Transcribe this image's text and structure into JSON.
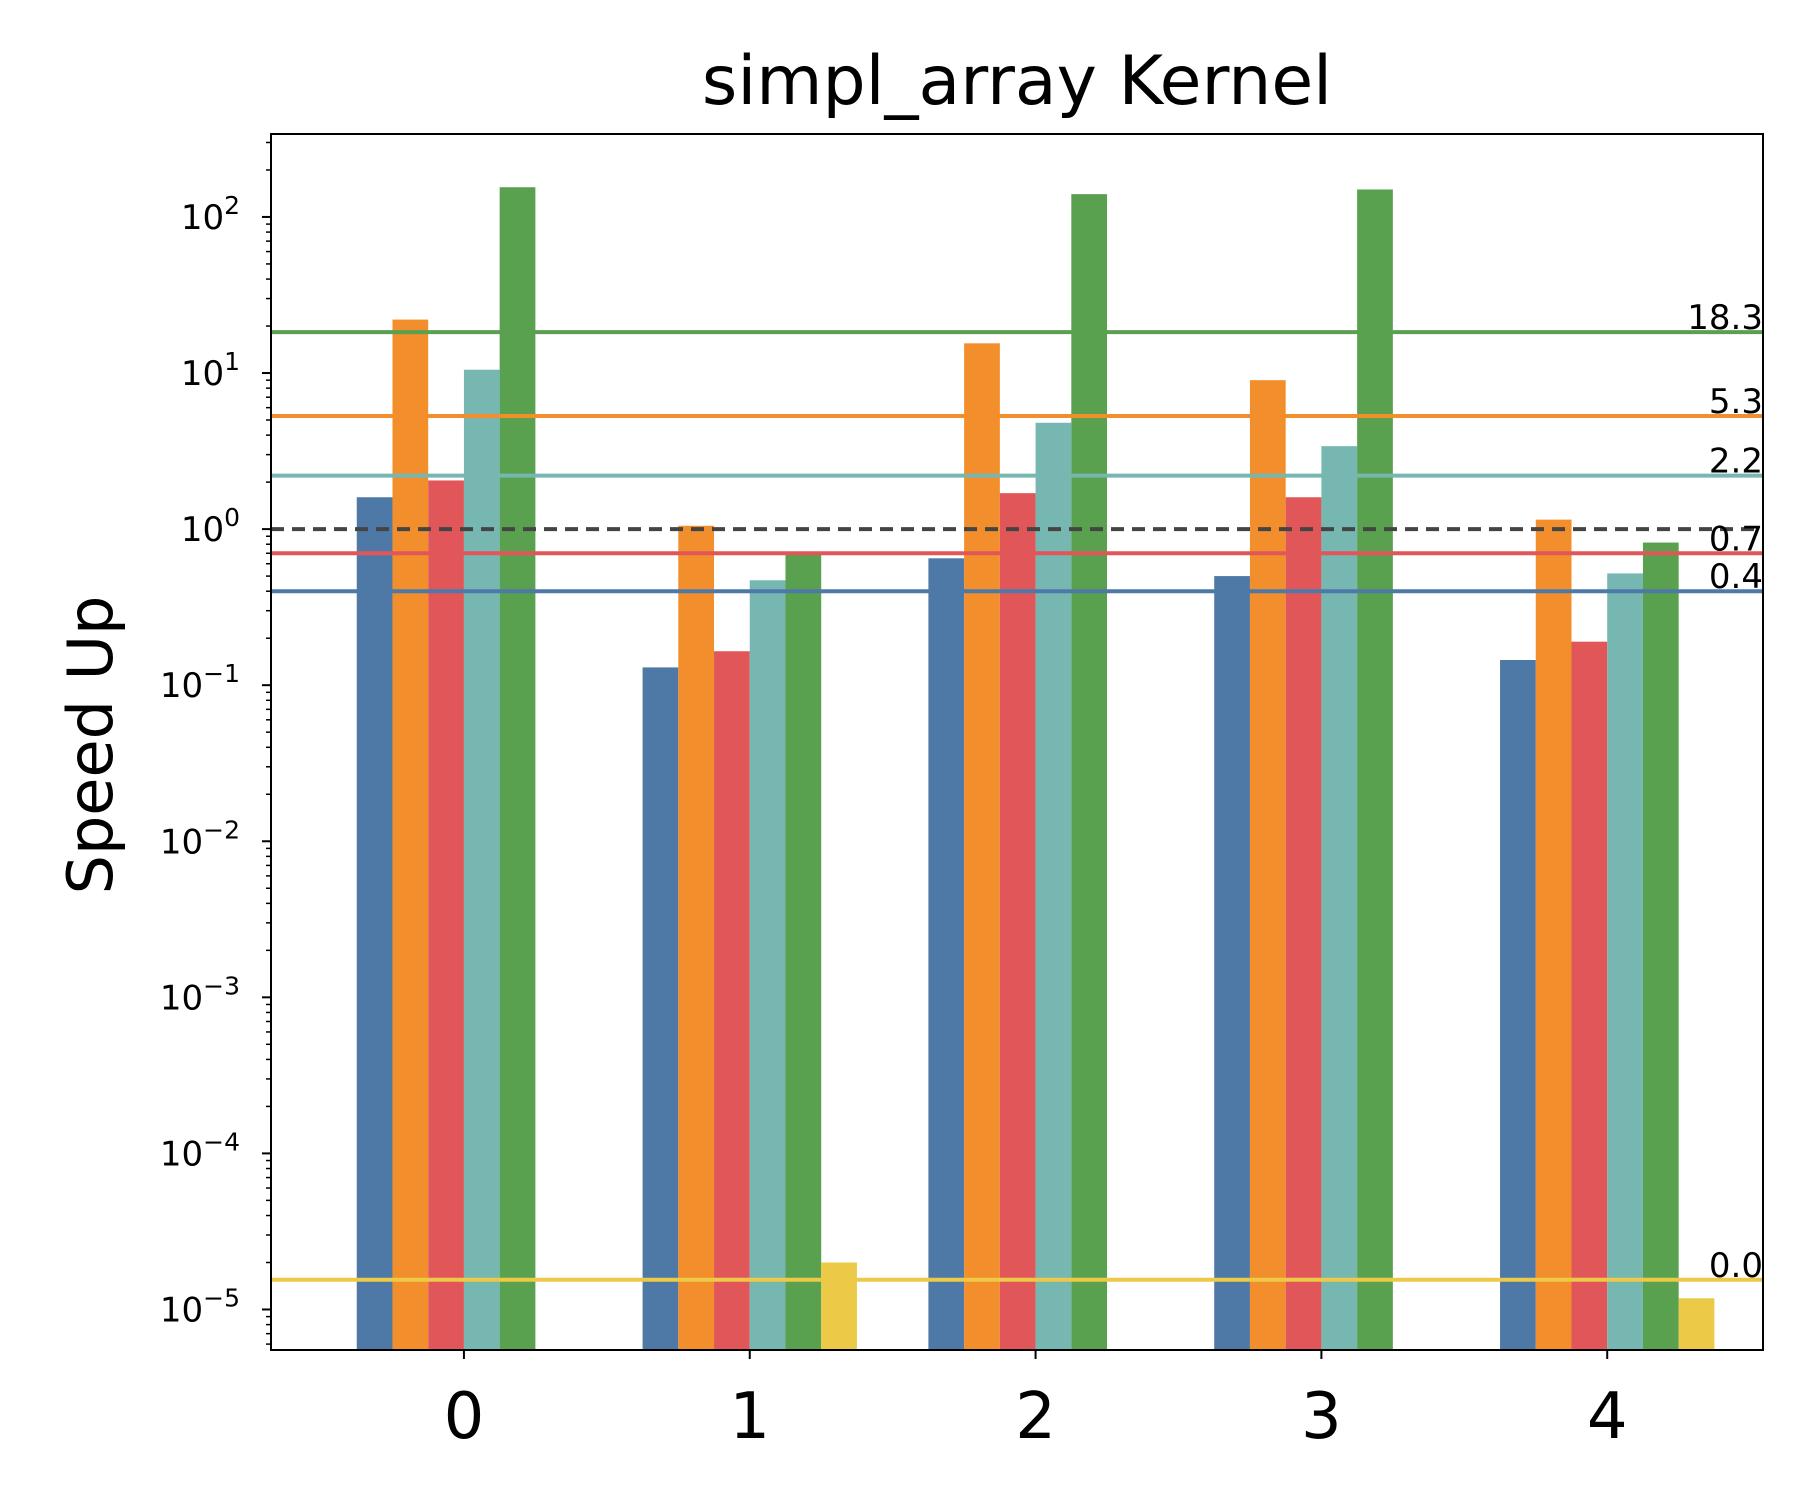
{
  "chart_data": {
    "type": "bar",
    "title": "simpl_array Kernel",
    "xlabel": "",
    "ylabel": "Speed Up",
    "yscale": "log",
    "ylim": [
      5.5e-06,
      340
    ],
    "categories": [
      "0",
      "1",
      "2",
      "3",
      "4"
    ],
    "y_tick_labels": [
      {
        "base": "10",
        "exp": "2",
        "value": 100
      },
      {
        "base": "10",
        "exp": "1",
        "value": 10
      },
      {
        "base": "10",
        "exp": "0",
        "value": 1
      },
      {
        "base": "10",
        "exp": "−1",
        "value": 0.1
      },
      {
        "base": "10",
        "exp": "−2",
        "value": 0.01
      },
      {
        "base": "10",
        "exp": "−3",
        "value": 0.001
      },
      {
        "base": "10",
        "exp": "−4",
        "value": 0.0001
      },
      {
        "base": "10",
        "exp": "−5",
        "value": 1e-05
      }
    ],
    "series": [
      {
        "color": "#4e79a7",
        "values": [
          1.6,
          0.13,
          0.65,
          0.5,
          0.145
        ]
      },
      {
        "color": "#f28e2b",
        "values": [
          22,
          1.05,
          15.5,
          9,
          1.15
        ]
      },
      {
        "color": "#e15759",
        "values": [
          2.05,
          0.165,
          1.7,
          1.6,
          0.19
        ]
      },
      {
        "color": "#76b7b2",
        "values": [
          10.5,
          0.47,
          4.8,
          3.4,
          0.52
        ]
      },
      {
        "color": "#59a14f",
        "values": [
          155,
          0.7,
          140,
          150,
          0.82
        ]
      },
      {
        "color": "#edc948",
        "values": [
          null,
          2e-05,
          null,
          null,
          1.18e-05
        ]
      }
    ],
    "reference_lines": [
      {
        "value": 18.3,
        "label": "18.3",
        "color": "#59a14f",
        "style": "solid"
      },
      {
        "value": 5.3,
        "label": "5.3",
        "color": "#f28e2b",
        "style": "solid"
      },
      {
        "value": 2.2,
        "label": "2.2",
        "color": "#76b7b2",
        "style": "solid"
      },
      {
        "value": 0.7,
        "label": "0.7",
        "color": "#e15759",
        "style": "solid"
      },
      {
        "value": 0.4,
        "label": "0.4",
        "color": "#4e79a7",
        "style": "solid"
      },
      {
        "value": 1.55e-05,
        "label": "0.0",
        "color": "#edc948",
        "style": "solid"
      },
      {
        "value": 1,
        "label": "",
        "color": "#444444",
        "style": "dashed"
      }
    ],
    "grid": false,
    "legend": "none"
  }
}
* * *
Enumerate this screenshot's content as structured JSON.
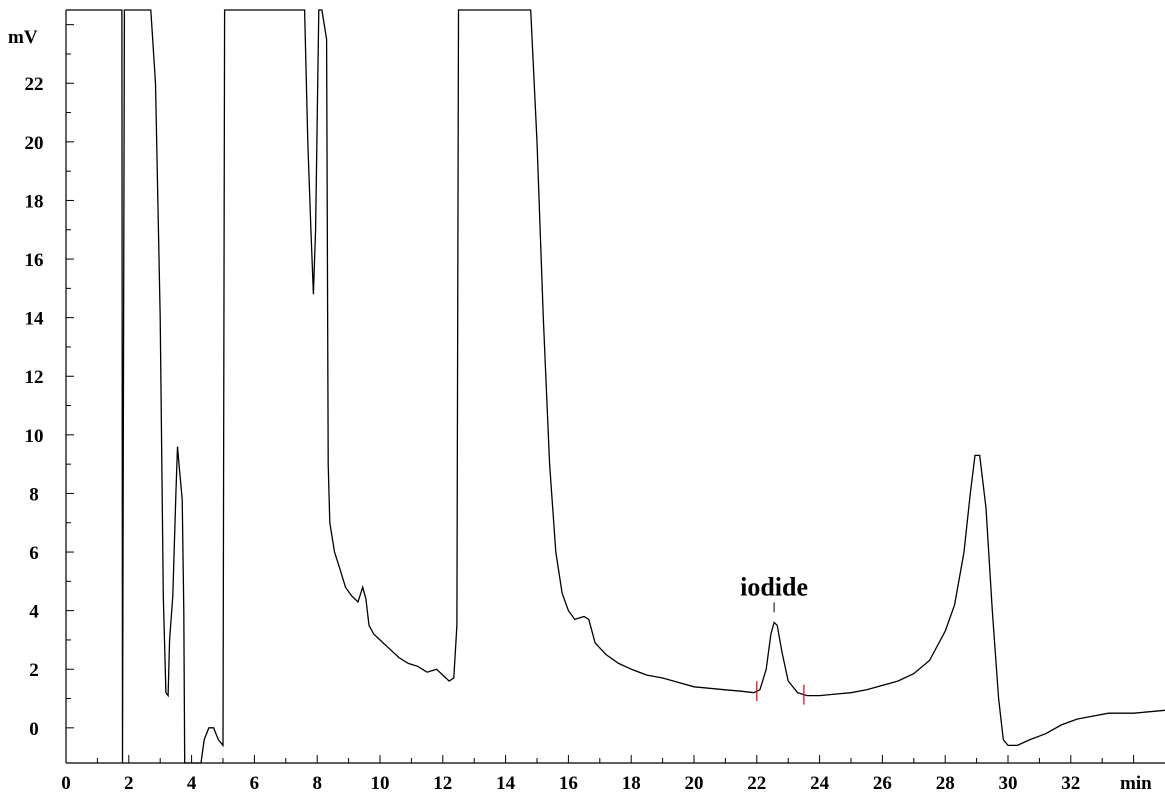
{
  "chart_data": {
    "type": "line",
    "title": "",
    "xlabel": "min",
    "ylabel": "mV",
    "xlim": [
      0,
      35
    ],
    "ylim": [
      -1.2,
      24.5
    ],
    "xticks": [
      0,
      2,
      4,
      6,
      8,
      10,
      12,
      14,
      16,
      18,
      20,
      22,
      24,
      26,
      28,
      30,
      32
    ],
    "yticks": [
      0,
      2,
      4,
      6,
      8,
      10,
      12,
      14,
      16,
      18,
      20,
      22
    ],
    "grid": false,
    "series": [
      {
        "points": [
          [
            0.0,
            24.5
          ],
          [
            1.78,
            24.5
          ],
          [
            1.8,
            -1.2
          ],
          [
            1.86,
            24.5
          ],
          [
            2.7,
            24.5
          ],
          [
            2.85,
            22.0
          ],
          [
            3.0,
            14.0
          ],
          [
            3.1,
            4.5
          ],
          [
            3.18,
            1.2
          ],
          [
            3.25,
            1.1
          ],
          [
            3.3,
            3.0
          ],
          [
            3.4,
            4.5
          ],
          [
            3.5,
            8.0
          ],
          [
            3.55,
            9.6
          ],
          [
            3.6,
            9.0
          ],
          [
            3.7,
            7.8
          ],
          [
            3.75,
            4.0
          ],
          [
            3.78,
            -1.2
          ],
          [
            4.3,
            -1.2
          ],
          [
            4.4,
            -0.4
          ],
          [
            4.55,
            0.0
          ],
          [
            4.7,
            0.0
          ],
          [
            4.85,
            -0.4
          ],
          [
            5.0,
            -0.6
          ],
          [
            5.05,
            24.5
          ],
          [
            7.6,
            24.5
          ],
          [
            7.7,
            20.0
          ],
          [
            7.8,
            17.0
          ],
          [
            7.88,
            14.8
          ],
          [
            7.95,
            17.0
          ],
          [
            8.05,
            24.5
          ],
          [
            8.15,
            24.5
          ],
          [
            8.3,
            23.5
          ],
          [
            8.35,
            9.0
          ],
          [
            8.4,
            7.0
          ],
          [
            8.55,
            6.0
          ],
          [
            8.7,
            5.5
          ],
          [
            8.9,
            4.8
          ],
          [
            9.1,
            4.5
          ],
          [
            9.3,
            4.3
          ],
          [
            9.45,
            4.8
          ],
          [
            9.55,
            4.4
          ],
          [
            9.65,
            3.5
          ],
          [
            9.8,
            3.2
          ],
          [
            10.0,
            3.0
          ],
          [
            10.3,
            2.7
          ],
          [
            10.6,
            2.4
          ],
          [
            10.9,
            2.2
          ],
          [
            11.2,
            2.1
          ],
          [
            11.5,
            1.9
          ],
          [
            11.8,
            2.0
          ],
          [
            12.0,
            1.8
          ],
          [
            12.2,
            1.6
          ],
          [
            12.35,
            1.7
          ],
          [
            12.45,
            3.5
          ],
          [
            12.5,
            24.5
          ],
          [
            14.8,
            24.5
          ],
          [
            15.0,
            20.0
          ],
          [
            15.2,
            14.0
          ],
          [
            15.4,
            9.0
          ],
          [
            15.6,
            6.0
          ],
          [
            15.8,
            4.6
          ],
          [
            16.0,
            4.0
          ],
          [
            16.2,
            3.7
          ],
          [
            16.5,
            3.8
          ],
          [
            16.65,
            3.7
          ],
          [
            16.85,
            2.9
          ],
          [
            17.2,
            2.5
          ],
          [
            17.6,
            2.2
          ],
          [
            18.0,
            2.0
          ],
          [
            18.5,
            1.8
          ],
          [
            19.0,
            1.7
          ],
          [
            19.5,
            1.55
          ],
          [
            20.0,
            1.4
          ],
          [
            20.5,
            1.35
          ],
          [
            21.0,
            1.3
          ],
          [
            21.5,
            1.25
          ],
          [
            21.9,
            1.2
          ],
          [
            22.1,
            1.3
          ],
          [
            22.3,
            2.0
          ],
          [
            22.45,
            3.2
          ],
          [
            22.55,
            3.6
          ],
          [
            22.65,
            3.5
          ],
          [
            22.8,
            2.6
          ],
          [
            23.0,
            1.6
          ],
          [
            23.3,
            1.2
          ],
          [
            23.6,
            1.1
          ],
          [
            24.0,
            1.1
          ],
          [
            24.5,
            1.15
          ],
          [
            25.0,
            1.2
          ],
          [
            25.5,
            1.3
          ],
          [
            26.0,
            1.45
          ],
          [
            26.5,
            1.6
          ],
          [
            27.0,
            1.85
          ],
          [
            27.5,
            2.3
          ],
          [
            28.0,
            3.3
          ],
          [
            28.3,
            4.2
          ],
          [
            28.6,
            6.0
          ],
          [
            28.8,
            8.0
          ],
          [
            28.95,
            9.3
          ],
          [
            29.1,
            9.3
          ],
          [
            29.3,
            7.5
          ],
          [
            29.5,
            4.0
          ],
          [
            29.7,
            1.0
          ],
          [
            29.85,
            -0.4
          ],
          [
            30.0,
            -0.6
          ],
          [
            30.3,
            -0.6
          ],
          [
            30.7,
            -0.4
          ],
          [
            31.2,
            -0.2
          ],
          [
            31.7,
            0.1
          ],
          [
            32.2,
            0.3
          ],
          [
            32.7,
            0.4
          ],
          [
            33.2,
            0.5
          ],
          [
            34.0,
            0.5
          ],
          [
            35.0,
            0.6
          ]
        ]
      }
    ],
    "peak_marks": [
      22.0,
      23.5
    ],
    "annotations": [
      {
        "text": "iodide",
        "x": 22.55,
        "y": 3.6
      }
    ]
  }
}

What is being asked - Pull out each line containing the word "JSON" and copy it.

Finished task -
Transcribe this image's text and structure into JSON.
Enumerate this screenshot's content as structured JSON.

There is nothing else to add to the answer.